**TASK**. Look through the data below and report how many lines include "canis". Only the number should be given.

[Figure collection entries]
(begin)

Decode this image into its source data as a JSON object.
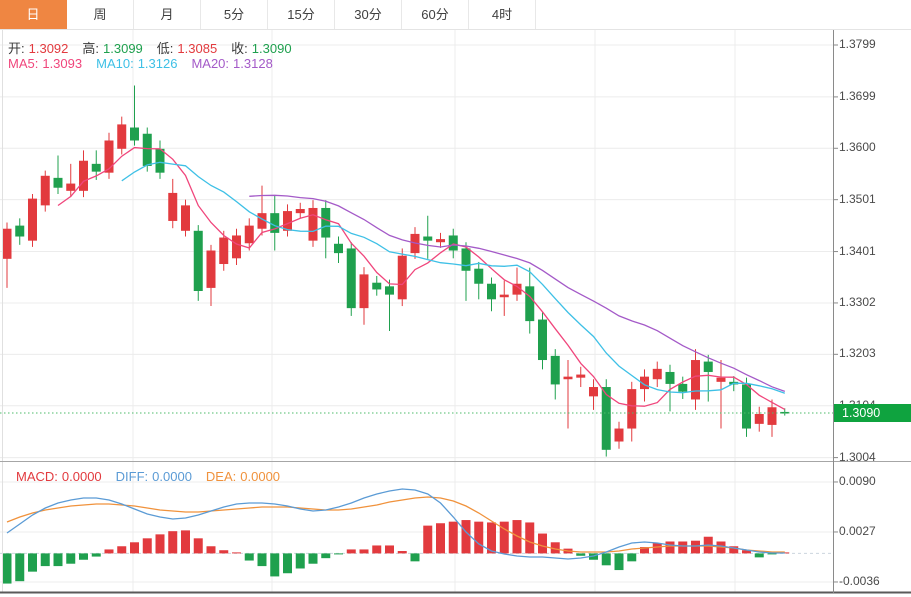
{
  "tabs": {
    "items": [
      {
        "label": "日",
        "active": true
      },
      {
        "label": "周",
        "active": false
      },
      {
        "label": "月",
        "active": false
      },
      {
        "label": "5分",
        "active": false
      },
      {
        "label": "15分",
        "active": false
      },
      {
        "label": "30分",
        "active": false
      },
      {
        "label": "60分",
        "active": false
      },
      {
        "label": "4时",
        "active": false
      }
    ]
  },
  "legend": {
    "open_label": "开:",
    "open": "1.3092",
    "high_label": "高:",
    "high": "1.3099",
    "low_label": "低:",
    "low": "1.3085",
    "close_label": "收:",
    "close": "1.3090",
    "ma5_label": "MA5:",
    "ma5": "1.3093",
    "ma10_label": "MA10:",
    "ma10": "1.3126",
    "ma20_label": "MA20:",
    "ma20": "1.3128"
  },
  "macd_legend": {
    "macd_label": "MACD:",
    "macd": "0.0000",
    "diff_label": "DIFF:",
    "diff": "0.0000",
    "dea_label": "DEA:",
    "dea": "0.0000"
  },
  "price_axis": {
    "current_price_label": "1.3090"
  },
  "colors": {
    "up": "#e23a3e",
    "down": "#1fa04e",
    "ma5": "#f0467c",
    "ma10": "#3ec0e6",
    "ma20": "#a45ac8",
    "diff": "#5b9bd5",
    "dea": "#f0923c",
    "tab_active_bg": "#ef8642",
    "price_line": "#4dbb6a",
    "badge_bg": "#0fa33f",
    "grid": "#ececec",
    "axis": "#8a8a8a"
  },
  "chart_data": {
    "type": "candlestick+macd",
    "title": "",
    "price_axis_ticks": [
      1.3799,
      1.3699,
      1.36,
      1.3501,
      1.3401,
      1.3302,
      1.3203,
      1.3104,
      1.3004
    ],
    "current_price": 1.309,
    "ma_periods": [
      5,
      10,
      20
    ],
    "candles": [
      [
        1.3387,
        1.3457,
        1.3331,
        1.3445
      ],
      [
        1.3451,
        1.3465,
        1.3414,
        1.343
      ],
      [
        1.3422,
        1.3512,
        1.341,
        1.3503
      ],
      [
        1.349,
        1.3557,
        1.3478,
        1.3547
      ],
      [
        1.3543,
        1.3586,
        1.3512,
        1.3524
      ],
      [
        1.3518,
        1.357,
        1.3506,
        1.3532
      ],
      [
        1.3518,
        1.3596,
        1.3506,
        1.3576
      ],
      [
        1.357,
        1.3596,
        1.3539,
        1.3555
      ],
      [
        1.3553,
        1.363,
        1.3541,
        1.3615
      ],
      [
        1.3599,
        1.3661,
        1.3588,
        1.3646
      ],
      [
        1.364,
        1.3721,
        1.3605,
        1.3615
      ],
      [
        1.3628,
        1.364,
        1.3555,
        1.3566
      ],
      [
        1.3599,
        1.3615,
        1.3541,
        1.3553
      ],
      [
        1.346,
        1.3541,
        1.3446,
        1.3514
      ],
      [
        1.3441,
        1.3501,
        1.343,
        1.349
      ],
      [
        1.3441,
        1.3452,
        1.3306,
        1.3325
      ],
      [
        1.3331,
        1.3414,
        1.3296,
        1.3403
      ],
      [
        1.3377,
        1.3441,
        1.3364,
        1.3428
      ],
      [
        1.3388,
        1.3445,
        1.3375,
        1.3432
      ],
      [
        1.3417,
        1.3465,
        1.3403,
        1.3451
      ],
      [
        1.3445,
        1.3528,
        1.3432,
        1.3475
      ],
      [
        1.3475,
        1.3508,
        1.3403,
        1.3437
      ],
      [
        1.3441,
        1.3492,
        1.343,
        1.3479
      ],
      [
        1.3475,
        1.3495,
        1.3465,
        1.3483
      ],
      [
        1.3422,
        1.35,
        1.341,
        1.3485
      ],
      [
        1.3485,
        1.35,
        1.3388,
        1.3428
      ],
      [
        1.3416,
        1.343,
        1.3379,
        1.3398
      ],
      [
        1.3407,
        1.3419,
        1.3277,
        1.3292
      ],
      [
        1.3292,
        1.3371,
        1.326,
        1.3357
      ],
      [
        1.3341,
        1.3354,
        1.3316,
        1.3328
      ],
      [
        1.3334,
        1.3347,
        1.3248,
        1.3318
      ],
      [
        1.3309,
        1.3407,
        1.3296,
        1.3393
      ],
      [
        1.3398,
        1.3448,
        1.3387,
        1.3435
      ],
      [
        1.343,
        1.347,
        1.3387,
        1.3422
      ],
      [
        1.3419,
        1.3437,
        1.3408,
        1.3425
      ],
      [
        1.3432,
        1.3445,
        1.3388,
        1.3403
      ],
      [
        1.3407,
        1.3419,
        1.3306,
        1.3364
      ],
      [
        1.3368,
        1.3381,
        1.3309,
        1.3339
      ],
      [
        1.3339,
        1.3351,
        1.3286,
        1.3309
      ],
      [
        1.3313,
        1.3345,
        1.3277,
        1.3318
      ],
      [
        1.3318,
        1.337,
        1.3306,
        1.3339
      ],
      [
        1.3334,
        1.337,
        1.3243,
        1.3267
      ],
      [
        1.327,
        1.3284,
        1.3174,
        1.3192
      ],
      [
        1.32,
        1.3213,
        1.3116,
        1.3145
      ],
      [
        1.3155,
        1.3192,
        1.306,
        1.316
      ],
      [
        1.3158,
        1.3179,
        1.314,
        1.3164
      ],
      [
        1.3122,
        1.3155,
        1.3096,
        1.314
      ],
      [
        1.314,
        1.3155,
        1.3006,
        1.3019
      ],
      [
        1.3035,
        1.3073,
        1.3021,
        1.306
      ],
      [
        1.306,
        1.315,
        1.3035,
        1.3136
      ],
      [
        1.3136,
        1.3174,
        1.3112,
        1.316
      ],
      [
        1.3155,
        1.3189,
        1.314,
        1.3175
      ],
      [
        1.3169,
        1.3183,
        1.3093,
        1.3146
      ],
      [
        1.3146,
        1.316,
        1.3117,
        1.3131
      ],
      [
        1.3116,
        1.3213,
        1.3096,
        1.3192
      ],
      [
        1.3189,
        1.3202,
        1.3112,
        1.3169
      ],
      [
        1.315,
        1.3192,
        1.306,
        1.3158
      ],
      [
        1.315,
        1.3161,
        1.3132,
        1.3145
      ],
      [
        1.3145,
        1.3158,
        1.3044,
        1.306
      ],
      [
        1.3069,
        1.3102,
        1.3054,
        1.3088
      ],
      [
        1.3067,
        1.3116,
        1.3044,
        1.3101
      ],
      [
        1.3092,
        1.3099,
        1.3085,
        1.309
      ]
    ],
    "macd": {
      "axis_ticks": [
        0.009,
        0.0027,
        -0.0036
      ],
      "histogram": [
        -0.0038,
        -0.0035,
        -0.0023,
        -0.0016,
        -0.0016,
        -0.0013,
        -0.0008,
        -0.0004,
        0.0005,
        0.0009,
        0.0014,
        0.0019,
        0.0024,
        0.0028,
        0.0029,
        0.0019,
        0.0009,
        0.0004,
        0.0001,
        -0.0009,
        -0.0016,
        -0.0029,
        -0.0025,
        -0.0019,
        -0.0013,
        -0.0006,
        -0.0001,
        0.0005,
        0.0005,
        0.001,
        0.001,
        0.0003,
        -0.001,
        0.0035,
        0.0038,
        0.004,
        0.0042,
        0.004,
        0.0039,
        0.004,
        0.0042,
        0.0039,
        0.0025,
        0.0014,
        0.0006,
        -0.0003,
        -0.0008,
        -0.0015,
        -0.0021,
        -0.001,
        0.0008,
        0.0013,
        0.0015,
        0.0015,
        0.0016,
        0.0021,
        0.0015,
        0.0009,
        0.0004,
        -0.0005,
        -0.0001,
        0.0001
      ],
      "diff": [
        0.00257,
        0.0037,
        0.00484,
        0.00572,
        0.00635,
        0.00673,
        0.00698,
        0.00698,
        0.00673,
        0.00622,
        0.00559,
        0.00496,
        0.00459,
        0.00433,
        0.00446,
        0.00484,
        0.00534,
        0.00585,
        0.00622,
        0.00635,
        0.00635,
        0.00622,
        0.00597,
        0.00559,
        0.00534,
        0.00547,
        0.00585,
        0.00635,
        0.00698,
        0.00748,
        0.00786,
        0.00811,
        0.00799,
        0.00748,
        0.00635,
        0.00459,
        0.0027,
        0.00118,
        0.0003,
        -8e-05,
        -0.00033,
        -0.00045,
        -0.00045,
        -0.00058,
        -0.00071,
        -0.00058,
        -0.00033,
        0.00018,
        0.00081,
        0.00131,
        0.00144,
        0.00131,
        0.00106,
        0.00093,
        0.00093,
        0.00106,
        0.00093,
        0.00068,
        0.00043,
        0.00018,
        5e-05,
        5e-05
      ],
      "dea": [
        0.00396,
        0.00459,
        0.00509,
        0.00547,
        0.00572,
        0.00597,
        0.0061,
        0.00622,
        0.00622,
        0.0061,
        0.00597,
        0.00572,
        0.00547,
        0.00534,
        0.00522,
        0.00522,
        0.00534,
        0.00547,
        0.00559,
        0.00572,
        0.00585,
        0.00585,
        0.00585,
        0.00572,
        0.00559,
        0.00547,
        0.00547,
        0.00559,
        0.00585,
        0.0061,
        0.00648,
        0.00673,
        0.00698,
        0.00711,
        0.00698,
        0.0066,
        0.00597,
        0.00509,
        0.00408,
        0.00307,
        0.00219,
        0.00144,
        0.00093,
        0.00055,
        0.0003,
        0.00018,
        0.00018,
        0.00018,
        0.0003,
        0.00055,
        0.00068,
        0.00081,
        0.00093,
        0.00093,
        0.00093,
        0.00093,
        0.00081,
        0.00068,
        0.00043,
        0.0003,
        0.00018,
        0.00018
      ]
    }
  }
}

(end)
(begin)

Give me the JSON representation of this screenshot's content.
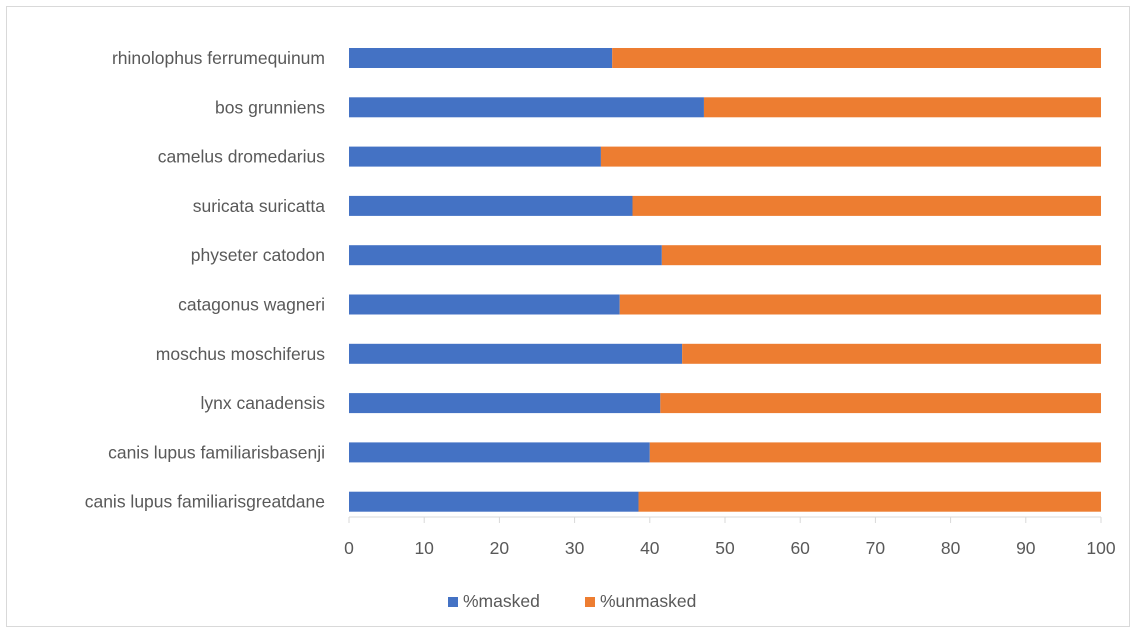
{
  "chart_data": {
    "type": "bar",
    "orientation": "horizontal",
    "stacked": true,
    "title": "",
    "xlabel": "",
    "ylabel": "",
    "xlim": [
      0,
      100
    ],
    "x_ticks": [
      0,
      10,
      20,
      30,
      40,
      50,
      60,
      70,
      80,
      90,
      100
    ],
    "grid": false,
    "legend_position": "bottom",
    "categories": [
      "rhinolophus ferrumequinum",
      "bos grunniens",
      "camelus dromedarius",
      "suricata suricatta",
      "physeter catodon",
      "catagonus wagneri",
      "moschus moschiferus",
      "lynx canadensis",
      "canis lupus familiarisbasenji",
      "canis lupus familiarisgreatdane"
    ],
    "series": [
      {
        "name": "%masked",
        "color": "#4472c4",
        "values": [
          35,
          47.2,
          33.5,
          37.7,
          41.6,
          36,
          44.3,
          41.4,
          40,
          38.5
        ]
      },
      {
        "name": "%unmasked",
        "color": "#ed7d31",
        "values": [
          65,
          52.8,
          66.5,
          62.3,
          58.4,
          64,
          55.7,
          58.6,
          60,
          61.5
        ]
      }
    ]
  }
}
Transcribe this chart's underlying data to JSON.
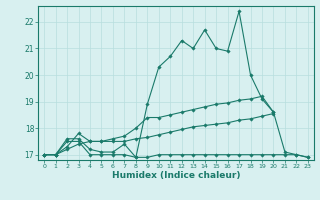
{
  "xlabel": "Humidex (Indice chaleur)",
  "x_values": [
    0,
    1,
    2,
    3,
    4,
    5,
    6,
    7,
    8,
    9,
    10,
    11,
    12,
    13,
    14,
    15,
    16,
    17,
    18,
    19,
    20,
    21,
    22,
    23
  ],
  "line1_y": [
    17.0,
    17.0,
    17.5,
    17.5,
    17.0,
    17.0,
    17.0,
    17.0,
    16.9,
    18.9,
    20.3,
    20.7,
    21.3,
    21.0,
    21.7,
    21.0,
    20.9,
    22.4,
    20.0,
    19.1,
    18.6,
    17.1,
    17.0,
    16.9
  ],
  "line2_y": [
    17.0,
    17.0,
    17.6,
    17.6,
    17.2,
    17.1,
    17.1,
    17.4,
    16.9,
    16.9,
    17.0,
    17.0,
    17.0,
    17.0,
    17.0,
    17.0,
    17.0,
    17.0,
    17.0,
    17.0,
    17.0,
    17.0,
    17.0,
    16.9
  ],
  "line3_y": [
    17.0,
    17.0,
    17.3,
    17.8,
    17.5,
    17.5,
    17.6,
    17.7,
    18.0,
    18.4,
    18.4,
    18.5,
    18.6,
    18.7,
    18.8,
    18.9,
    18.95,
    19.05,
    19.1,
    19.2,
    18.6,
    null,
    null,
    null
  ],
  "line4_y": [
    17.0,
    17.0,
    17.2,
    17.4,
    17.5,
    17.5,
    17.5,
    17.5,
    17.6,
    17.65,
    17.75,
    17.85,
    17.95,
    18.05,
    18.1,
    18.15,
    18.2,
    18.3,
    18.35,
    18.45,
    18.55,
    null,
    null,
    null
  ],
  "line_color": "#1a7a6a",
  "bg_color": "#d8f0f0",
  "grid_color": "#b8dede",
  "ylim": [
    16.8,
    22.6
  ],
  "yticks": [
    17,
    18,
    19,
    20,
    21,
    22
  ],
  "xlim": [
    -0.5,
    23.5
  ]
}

(end)
(begin)

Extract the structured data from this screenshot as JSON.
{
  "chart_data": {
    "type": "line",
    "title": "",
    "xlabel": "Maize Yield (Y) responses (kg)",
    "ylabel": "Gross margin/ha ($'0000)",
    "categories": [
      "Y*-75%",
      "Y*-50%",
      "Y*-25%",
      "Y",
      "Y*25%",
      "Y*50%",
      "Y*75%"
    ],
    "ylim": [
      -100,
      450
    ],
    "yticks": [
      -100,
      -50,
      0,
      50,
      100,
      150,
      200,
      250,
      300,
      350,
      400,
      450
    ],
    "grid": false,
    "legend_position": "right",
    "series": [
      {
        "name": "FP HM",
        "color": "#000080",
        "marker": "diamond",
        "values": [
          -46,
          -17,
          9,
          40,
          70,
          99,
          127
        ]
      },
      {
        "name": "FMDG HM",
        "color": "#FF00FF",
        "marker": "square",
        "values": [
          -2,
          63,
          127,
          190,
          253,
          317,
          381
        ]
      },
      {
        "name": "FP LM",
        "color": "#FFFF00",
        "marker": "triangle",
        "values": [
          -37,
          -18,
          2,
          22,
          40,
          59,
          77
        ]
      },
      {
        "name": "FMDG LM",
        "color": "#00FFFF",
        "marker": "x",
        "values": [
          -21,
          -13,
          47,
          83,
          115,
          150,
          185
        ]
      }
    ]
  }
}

(end)

**TASK SOLUTION**. 2